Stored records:

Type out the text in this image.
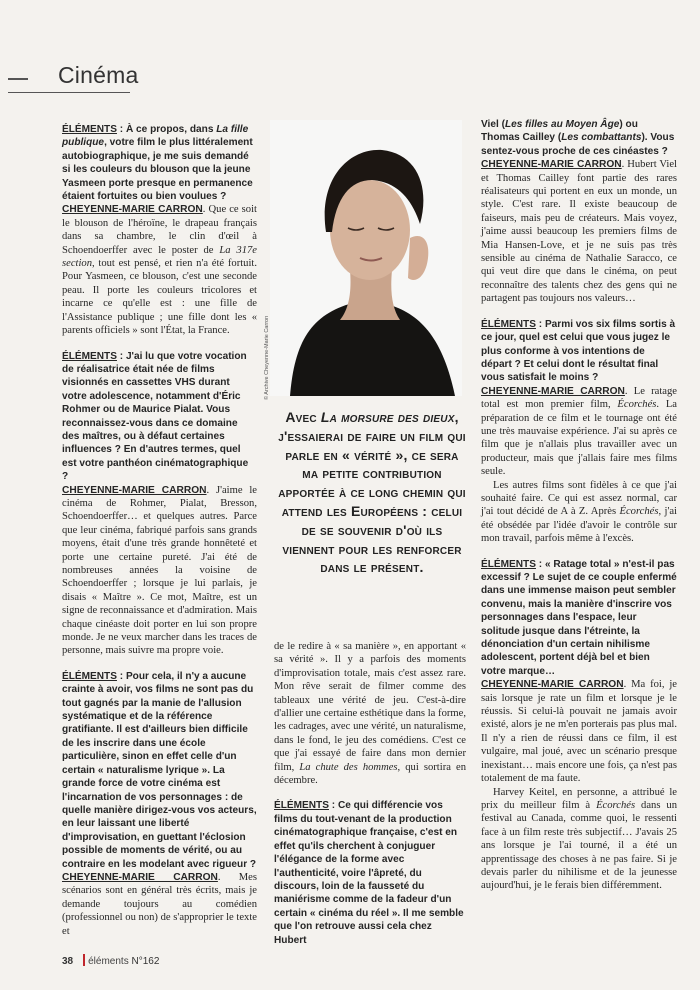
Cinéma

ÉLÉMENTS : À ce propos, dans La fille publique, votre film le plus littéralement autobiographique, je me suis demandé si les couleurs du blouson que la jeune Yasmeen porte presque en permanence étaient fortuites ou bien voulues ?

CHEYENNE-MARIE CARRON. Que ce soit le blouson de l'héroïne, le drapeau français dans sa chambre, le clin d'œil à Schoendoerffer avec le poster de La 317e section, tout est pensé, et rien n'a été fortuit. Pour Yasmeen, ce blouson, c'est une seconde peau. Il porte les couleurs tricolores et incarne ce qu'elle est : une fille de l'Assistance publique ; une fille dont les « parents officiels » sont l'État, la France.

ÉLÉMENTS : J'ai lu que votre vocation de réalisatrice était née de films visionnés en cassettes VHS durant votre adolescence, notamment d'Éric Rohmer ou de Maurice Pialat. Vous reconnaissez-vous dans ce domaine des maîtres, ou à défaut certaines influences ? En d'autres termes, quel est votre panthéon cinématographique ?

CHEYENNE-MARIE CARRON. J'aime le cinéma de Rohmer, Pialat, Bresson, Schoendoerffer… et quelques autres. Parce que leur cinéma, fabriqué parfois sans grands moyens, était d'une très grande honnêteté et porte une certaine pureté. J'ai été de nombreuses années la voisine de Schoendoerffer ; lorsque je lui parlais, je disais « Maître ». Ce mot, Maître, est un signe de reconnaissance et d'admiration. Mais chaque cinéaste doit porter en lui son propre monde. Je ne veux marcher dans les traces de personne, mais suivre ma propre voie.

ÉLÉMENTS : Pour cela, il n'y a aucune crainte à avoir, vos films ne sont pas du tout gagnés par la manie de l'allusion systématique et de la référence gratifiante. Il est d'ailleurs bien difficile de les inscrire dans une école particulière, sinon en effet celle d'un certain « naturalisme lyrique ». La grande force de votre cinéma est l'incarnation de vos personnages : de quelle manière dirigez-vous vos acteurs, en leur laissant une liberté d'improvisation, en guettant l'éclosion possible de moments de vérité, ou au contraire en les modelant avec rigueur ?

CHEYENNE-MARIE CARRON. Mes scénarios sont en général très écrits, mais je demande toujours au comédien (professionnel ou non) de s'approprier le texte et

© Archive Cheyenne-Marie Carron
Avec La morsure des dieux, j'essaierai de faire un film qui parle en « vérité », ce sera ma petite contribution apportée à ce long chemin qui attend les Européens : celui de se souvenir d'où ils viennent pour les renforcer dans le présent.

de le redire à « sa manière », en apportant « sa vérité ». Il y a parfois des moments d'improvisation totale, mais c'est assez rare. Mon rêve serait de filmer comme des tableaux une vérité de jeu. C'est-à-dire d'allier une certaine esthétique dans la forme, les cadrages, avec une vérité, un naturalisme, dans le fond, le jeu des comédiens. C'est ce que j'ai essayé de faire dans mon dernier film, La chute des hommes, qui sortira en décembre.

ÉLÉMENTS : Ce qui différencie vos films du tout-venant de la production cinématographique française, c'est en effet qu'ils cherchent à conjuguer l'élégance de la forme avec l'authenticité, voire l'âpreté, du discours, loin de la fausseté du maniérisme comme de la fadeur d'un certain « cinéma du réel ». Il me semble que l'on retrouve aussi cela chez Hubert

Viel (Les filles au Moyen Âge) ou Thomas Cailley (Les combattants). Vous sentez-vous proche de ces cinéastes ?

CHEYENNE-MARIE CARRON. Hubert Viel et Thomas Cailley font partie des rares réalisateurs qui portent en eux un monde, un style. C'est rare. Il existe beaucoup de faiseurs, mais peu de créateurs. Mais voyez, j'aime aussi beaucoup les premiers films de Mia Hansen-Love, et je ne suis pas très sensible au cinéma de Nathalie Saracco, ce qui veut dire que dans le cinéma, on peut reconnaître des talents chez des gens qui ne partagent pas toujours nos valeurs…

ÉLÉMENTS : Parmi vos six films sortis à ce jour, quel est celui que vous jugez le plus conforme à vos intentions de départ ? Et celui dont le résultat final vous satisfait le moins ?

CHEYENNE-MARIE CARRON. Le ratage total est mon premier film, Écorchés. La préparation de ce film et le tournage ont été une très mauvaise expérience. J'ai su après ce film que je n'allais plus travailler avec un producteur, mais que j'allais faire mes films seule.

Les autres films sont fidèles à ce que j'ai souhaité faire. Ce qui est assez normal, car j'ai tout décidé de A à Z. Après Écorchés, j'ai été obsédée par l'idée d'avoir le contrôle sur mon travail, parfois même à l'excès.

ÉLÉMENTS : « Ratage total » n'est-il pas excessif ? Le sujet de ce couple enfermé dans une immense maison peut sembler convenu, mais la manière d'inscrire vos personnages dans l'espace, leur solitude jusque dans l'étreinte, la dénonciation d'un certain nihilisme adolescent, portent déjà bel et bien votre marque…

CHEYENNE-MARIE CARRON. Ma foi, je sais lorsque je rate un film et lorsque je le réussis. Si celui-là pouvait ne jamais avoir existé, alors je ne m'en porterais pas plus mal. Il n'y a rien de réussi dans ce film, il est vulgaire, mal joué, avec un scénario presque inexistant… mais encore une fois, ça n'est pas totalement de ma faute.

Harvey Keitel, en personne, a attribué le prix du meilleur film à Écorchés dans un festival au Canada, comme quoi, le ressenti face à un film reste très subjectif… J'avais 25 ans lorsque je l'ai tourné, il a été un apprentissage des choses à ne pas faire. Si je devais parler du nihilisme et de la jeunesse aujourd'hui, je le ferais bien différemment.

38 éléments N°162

--

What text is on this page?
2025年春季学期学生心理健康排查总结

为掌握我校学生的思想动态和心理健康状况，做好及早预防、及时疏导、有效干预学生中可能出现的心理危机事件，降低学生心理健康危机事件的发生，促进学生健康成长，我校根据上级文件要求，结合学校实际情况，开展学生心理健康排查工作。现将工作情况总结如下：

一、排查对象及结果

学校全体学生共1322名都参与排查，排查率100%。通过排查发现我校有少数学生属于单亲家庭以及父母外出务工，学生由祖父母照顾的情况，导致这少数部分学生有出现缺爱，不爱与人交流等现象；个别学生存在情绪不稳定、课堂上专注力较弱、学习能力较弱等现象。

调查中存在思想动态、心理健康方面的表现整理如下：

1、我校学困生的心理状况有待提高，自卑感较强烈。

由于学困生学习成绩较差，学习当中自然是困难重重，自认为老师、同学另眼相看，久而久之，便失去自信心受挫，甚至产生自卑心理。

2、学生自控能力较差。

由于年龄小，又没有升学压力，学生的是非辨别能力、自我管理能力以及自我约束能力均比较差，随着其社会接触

==

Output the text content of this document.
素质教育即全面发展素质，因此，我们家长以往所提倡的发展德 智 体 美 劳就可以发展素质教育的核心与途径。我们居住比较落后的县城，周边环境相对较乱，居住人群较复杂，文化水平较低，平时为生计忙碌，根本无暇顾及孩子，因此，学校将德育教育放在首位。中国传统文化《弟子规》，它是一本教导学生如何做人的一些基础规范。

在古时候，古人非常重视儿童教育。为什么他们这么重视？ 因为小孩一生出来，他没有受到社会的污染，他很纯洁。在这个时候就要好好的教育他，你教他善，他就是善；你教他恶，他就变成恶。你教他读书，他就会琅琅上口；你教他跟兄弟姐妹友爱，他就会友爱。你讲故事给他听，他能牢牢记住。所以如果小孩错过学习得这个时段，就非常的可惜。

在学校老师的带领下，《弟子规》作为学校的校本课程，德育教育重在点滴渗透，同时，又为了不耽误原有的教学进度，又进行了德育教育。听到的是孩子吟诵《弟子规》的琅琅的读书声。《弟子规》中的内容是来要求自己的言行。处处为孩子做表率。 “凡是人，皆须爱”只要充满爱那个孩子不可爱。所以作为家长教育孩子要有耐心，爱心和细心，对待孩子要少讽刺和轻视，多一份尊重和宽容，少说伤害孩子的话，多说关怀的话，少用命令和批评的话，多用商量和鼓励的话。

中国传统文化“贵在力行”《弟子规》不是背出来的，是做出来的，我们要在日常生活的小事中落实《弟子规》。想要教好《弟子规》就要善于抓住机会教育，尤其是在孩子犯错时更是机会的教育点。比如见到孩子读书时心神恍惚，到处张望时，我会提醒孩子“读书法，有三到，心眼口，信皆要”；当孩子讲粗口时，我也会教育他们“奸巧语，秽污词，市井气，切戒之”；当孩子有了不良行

**GOAL**
Select the lines that carry the string "celui" and copy them.

**WRITTEN RESPONSE**
Avec La morsure des dieux, j'essaierai de faire un film qui parle en « vérité », ce sera ma petite contribution apportée à ce long chemin qui attend les Européens : celui de se souvenir d'où ils viennent pour les renforcer dans le présent.
ÉLÉMENTS : Parmi vos six films sortis à ce jour, quel est celui que vous jugez le plus conforme à vos intentions de départ ? Et celui dont le résultat final vous satisfait le moins ?
CHEYENNE-MARIE CARRON. Ma foi, je sais lorsque je rate un film et lorsque je le réussis. Si celui-là pouvait ne jamais avoir existé, alors je ne m'en porterais pas plus mal. Il n'y a rien de réussi dans ce film, il est vulgaire, mal joué, avec un scénario presque inexistant… mais encore une fois, ça n'est pas totalement de ma faute.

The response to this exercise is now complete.